Data for this exercise:
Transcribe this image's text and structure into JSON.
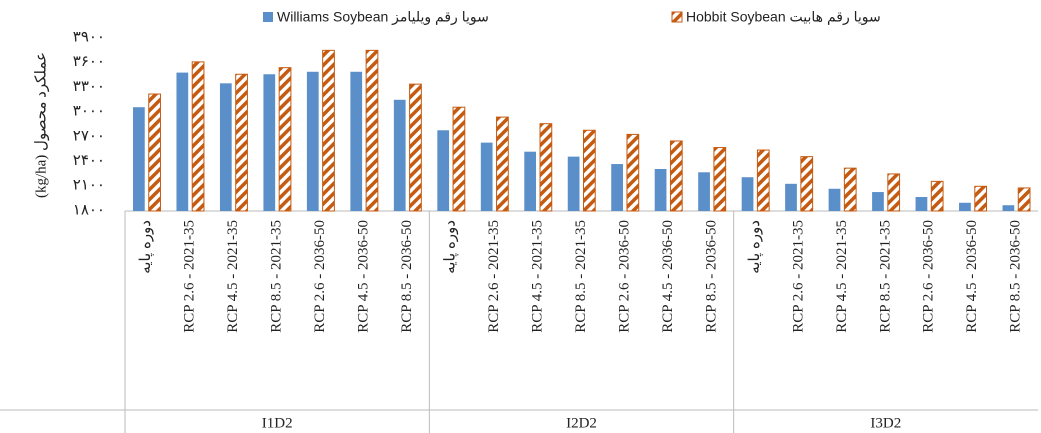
{
  "chart_data": {
    "type": "bar",
    "y_label": "عملکرد محصول (kg/ha)",
    "groups": [
      "I1D2",
      "I2D2",
      "I3D2"
    ],
    "categories": [
      "دوره پایه",
      "RCP 2.6 - 2021-35",
      "RCP 4.5 - 2021-35",
      "RCP 8.5 - 2021-35",
      "RCP 2.6 - 2036-50",
      "RCP 4.5 - 2036-50",
      "RCP 8.5 - 2036-50",
      "دوره پایه",
      "RCP 2.6 - 2021-35",
      "RCP 4.5 - 2021-35",
      "RCP 8.5 - 2021-35",
      "RCP 2.6 - 2036-50",
      "RCP 4.5 - 2036-50",
      "RCP 8.5 - 2036-50",
      "دوره پایه",
      "RCP 2.6 - 2021-35",
      "RCP 4.5 - 2021-35",
      "RCP 8.5 - 2021-35",
      "RCP 2.6 - 2036-50",
      "RCP 4.5 - 2036-50",
      "RCP 8.5 - 2036-50"
    ],
    "series": [
      {
        "name": "Williams Soybean سویا رقم ویلیامز",
        "color": "#5b8fc9",
        "values": [
          3060,
          3480,
          3350,
          3460,
          3490,
          3490,
          3150,
          2780,
          2630,
          2520,
          2460,
          2370,
          2310,
          2270,
          2210,
          2130,
          2070,
          2030,
          1970,
          1900,
          1870
        ]
      },
      {
        "name": "Hobbit Soybean سویا رقم هابیت",
        "color": "#c55a11",
        "pattern": "hatch",
        "values": [
          3220,
          3610,
          3460,
          3540,
          3750,
          3750,
          3340,
          3060,
          2940,
          2860,
          2780,
          2730,
          2650,
          2570,
          2540,
          2460,
          2320,
          2250,
          2160,
          2100,
          2080
        ]
      }
    ],
    "ylim": [
      1800,
      3900
    ],
    "yticks": [
      {
        "value": 1800,
        "label": "۱۸۰۰"
      },
      {
        "value": 2100,
        "label": "۲۱۰۰"
      },
      {
        "value": 2400,
        "label": "۲۴۰۰"
      },
      {
        "value": 2700,
        "label": "۲۷۰۰"
      },
      {
        "value": 3000,
        "label": "۳۰۰۰"
      },
      {
        "value": 3300,
        "label": "۳۳۰۰"
      },
      {
        "value": 3600,
        "label": "۳۶۰۰"
      },
      {
        "value": 3900,
        "label": "۳۹۰۰"
      }
    ],
    "grid": false
  }
}
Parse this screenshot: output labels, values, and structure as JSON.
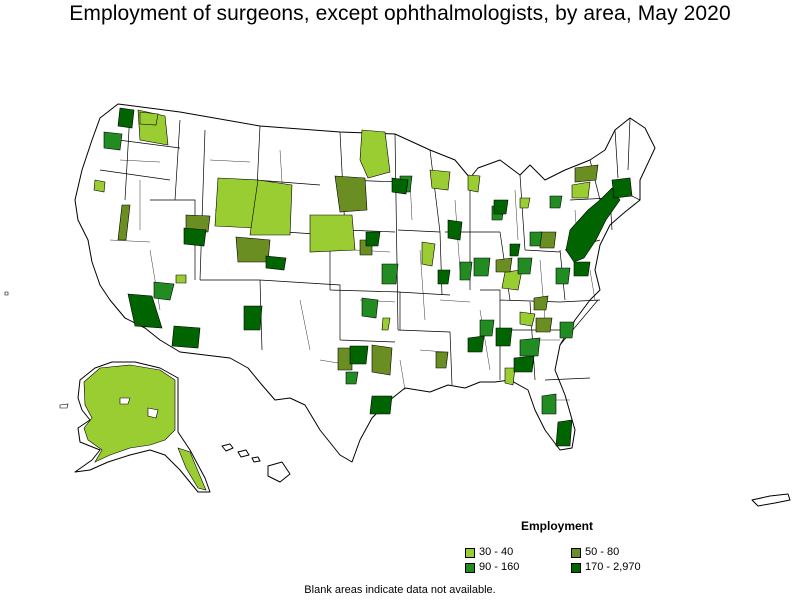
{
  "title": "Employment of surgeons, except ophthalmologists, by area, May 2020",
  "legend": {
    "title": "Employment",
    "items": [
      {
        "label": "30 - 40",
        "color": "#9acd32"
      },
      {
        "label": "50 - 80",
        "color": "#6b8e23"
      },
      {
        "label": "90 - 160",
        "color": "#228b22"
      },
      {
        "label": "170 - 2,970",
        "color": "#006400"
      }
    ]
  },
  "footnote": "Blank areas indicate data not available.",
  "colors": {
    "outline": "#000000",
    "no_data": "#ffffff"
  }
}
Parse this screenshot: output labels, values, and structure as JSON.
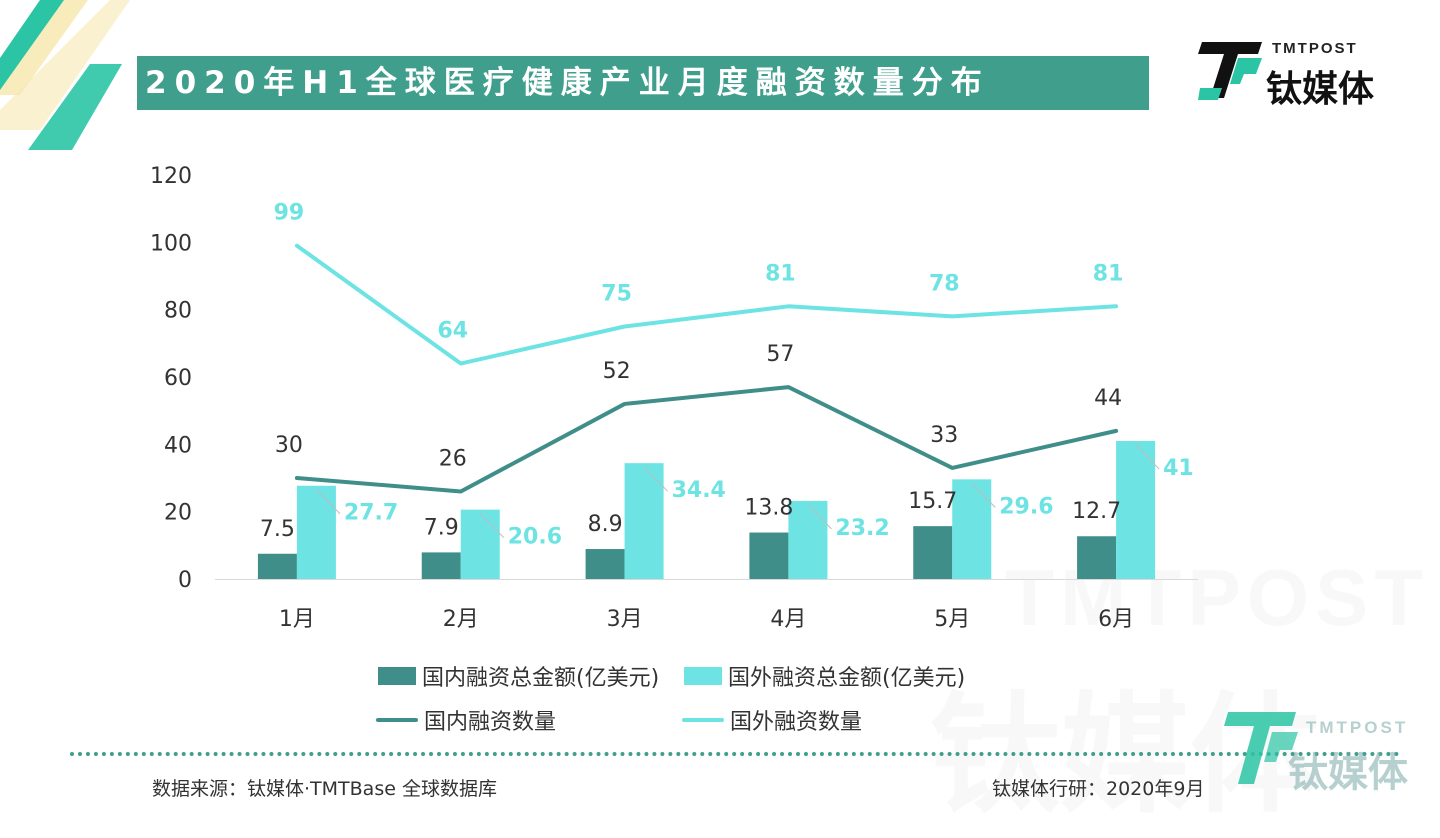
{
  "header": {
    "title": "2020年H1全球医疗健康产业月度融资数量分布"
  },
  "brand": {
    "en": "TMTPOST",
    "cn": "钛媒体"
  },
  "colors": {
    "domestic": "#3f8e8a",
    "foreign": "#6de3e3",
    "title_bg": "#3f9e8c",
    "deco_green": "#2bc4a5",
    "deco_yellow": "#f7e7b0"
  },
  "chart_data": {
    "type": "bar",
    "categories": [
      "1月",
      "2月",
      "3月",
      "4月",
      "5月",
      "6月"
    ],
    "ylim": [
      0,
      120
    ],
    "yticks": [
      "0",
      "20",
      "40",
      "60",
      "80",
      "100",
      "120"
    ],
    "bars": [
      {
        "name": "国内融资总金额(亿美元)",
        "values": [
          7.5,
          7.9,
          8.9,
          13.8,
          15.7,
          12.7
        ],
        "labels": [
          "7.5",
          "7.9",
          "8.9",
          "13.8",
          "15.7",
          "12.7"
        ]
      },
      {
        "name": "国外融资总金额(亿美元)",
        "values": [
          27.7,
          20.6,
          34.4,
          23.2,
          29.6,
          41
        ],
        "labels": [
          "27.7",
          "20.6",
          "34.4",
          "23.2",
          "29.6",
          "41"
        ]
      }
    ],
    "lines": [
      {
        "name": "国内融资数量",
        "values": [
          30,
          26,
          52,
          57,
          33,
          44
        ],
        "labels": [
          "30",
          "26",
          "52",
          "57",
          "33",
          "44"
        ]
      },
      {
        "name": "国外融资数量",
        "values": [
          99,
          64,
          75,
          81,
          78,
          81
        ],
        "labels": [
          "99",
          "64",
          "75",
          "81",
          "78",
          "81"
        ]
      }
    ],
    "grid": false,
    "legend": "bottom"
  },
  "footer": {
    "source": "数据来源：钛媒体·TMTBase 全球数据库",
    "credit": "钛媒体行研：2020年9月"
  }
}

Aim of the exercise:
In the entries above, find every line with the word "name" and list it.

Written reply:
        "name": "Williams Soybean سویا رقم ویلیامز",
        "name": "Hobbit Soybean سویا رقم هابیت",
        "name": "国内融资总金额(亿美元)",
        "name": "国外融资总金额(亿美元)",
        "name": "国内融资数量",
        "name": "国外融资数量",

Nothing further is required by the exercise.